[DATA LINES]
........

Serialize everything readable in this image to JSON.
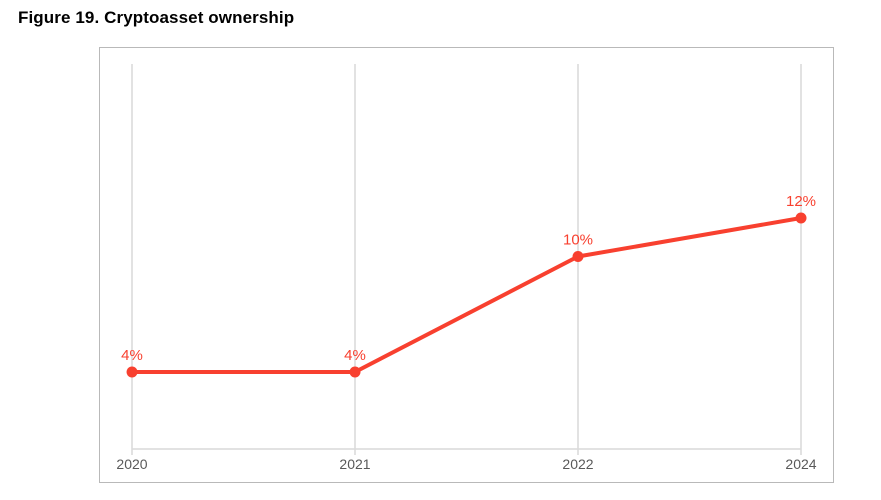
{
  "title": "Figure 19. Cryptoasset ownership",
  "chart_data": {
    "type": "line",
    "title": "Figure 19. Cryptoasset ownership",
    "categories": [
      "2020",
      "2021",
      "2022",
      "2024"
    ],
    "values": [
      4,
      4,
      10,
      12
    ],
    "point_labels": [
      "4%",
      "4%",
      "10%",
      "12%"
    ],
    "xlabel": "",
    "ylabel": "",
    "ylim": [
      0,
      20
    ],
    "grid": "vertical-only",
    "legend_position": "none",
    "colors": {
      "series": "#f8402f",
      "point_label": "#f8402f",
      "gridline": "#d9d9d9",
      "axis_line": "#d9d9d9",
      "tick_label": "#595959",
      "frame_border": "#b9b9b9",
      "background": "#ffffff"
    }
  }
}
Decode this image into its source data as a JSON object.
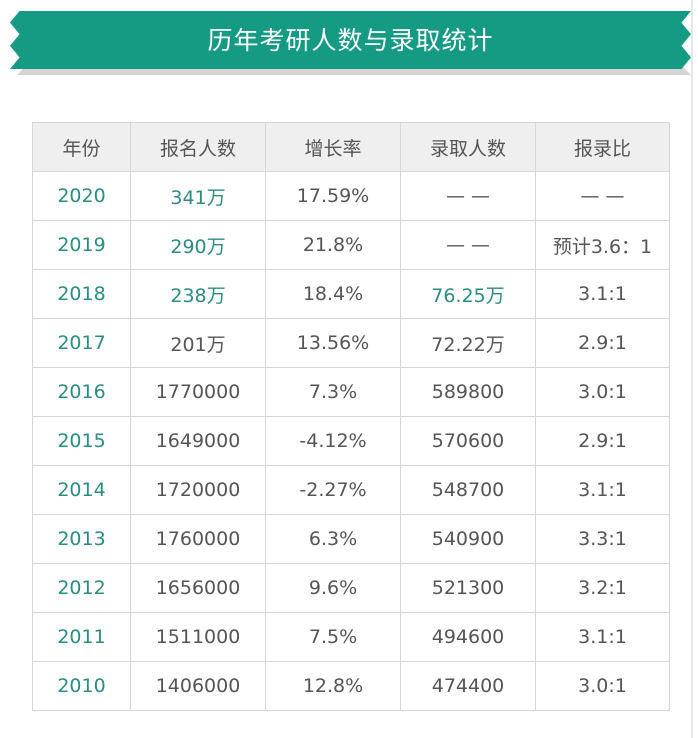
{
  "title": "历年考研人数与录取统计",
  "colors": {
    "banner": "#159a84",
    "accent_text": "#2a8d82",
    "body_text": "#555555",
    "header_bg": "#efefef",
    "border": "#d6d6d6"
  },
  "table": {
    "headers": [
      "年份",
      "报名人数",
      "增长率",
      "录取人数",
      "报录比"
    ],
    "rows": [
      {
        "year": "2020",
        "applicants": "341万",
        "growth": "17.59%",
        "admitted": "— —",
        "ratio": "— —"
      },
      {
        "year": "2019",
        "applicants": "290万",
        "growth": "21.8%",
        "admitted": "— —",
        "ratio": "预计3.6：1"
      },
      {
        "year": "2018",
        "applicants": "238万",
        "growth": "18.4%",
        "admitted": "76.25万",
        "ratio": "3.1:1"
      },
      {
        "year": "2017",
        "applicants": "201万",
        "growth": "13.56%",
        "admitted": "72.22万",
        "ratio": "2.9:1"
      },
      {
        "year": "2016",
        "applicants": "1770000",
        "growth": "7.3%",
        "admitted": "589800",
        "ratio": "3.0:1"
      },
      {
        "year": "2015",
        "applicants": "1649000",
        "growth": "-4.12%",
        "admitted": "570600",
        "ratio": "2.9:1"
      },
      {
        "year": "2014",
        "applicants": "1720000",
        "growth": "-2.27%",
        "admitted": "548700",
        "ratio": "3.1:1"
      },
      {
        "year": "2013",
        "applicants": "1760000",
        "growth": "6.3%",
        "admitted": "540900",
        "ratio": "3.3:1"
      },
      {
        "year": "2012",
        "applicants": "1656000",
        "growth": "9.6%",
        "admitted": "521300",
        "ratio": "3.2:1"
      },
      {
        "year": "2011",
        "applicants": "1511000",
        "growth": "7.5%",
        "admitted": "494600",
        "ratio": "3.1:1"
      },
      {
        "year": "2010",
        "applicants": "1406000",
        "growth": "12.8%",
        "admitted": "474400",
        "ratio": "3.0:1"
      }
    ]
  }
}
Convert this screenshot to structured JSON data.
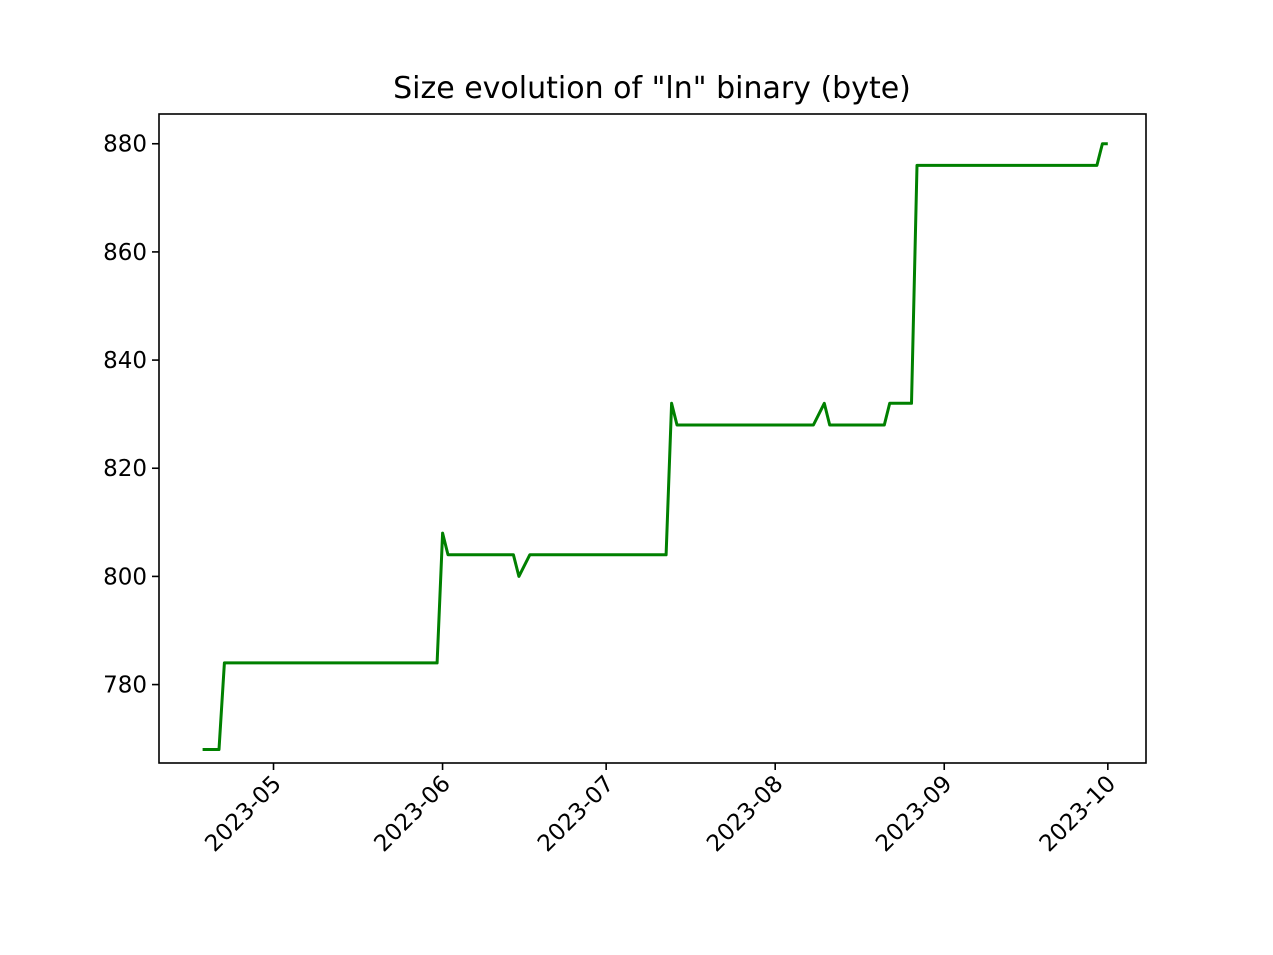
{
  "chart_data": {
    "type": "line",
    "title": "Size evolution of \"ln\" binary (byte)",
    "xlabel": "",
    "ylabel": "",
    "x_axis_type": "date",
    "x_tick_labels": [
      "2023-05",
      "2023-06",
      "2023-07",
      "2023-08",
      "2023-09",
      "2023-10"
    ],
    "y_tick_labels": [
      "780",
      "800",
      "820",
      "840",
      "860",
      "880"
    ],
    "xlim": [
      "2023-04-10",
      "2023-10-08"
    ],
    "ylim": [
      765.5,
      885.5
    ],
    "grid": false,
    "legend": false,
    "series": [
      {
        "color": "#008000",
        "x": [
          "2023-04-18",
          "2023-04-21",
          "2023-04-22",
          "2023-05-31",
          "2023-06-01",
          "2023-06-02",
          "2023-06-14",
          "2023-06-15",
          "2023-06-17",
          "2023-07-12",
          "2023-07-13",
          "2023-07-14",
          "2023-08-08",
          "2023-08-10",
          "2023-08-11",
          "2023-08-21",
          "2023-08-22",
          "2023-08-26",
          "2023-08-27",
          "2023-09-29",
          "2023-09-30",
          "2023-10-01"
        ],
        "y": [
          768,
          768,
          784,
          784,
          808,
          804,
          804,
          800,
          804,
          804,
          832,
          828,
          828,
          832,
          828,
          828,
          832,
          832,
          876,
          876,
          880,
          880
        ]
      }
    ]
  }
}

........

Every line above should be returned word for word, with the pictures left behind.

Serialize everything readable in this image to JSON.
{
  "title": "Figure 19. Cryptoasset ownership",
  "chart_data": {
    "type": "line",
    "title": "Figure 19. Cryptoasset ownership",
    "categories": [
      "2020",
      "2021",
      "2022",
      "2024"
    ],
    "values": [
      4,
      4,
      10,
      12
    ],
    "point_labels": [
      "4%",
      "4%",
      "10%",
      "12%"
    ],
    "xlabel": "",
    "ylabel": "",
    "ylim": [
      0,
      20
    ],
    "grid": "vertical-only",
    "legend_position": "none",
    "colors": {
      "series": "#f8402f",
      "point_label": "#f8402f",
      "gridline": "#d9d9d9",
      "axis_line": "#d9d9d9",
      "tick_label": "#595959",
      "frame_border": "#b9b9b9",
      "background": "#ffffff"
    }
  }
}
Decode this image into its source data as a JSON object.
{
  "title": "历年考研人数与录取统计",
  "colors": {
    "banner": "#159a84",
    "accent_text": "#2a8d82",
    "body_text": "#555555",
    "header_bg": "#efefef",
    "border": "#d6d6d6"
  },
  "table": {
    "headers": [
      "年份",
      "报名人数",
      "增长率",
      "录取人数",
      "报录比"
    ],
    "rows": [
      {
        "year": "2020",
        "applicants": "341万",
        "growth": "17.59%",
        "admitted": "— —",
        "ratio": "— —"
      },
      {
        "year": "2019",
        "applicants": "290万",
        "growth": "21.8%",
        "admitted": "— —",
        "ratio": "预计3.6：1"
      },
      {
        "year": "2018",
        "applicants": "238万",
        "growth": "18.4%",
        "admitted": "76.25万",
        "ratio": "3.1:1"
      },
      {
        "year": "2017",
        "applicants": "201万",
        "growth": "13.56%",
        "admitted": "72.22万",
        "ratio": "2.9:1"
      },
      {
        "year": "2016",
        "applicants": "1770000",
        "growth": "7.3%",
        "admitted": "589800",
        "ratio": "3.0:1"
      },
      {
        "year": "2015",
        "applicants": "1649000",
        "growth": "-4.12%",
        "admitted": "570600",
        "ratio": "2.9:1"
      },
      {
        "year": "2014",
        "applicants": "1720000",
        "growth": "-2.27%",
        "admitted": "548700",
        "ratio": "3.1:1"
      },
      {
        "year": "2013",
        "applicants": "1760000",
        "growth": "6.3%",
        "admitted": "540900",
        "ratio": "3.3:1"
      },
      {
        "year": "2012",
        "applicants": "1656000",
        "growth": "9.6%",
        "admitted": "521300",
        "ratio": "3.2:1"
      },
      {
        "year": "2011",
        "applicants": "1511000",
        "growth": "7.5%",
        "admitted": "494600",
        "ratio": "3.1:1"
      },
      {
        "year": "2010",
        "applicants": "1406000",
        "growth": "12.8%",
        "admitted": "474400",
        "ratio": "3.0:1"
      }
    ]
  }
}
Convert this screenshot to structured JSON data.
{
  "chart_data": {
    "type": "line",
    "title": "Size evolution of \"ln\" binary (byte)",
    "xlabel": "",
    "ylabel": "",
    "x_axis_type": "date",
    "x_tick_labels": [
      "2023-05",
      "2023-06",
      "2023-07",
      "2023-08",
      "2023-09",
      "2023-10"
    ],
    "y_tick_labels": [
      "780",
      "800",
      "820",
      "840",
      "860",
      "880"
    ],
    "xlim": [
      "2023-04-10",
      "2023-10-08"
    ],
    "ylim": [
      765.5,
      885.5
    ],
    "grid": false,
    "legend": false,
    "series": [
      {
        "color": "#008000",
        "x": [
          "2023-04-18",
          "2023-04-21",
          "2023-04-22",
          "2023-05-31",
          "2023-06-01",
          "2023-06-02",
          "2023-06-14",
          "2023-06-15",
          "2023-06-17",
          "2023-07-12",
          "2023-07-13",
          "2023-07-14",
          "2023-08-08",
          "2023-08-10",
          "2023-08-11",
          "2023-08-21",
          "2023-08-22",
          "2023-08-26",
          "2023-08-27",
          "2023-09-29",
          "2023-09-30",
          "2023-10-01"
        ],
        "y": [
          768,
          768,
          784,
          784,
          808,
          804,
          804,
          800,
          804,
          804,
          832,
          828,
          828,
          832,
          828,
          828,
          832,
          832,
          876,
          876,
          880,
          880
        ]
      }
    ]
  }
}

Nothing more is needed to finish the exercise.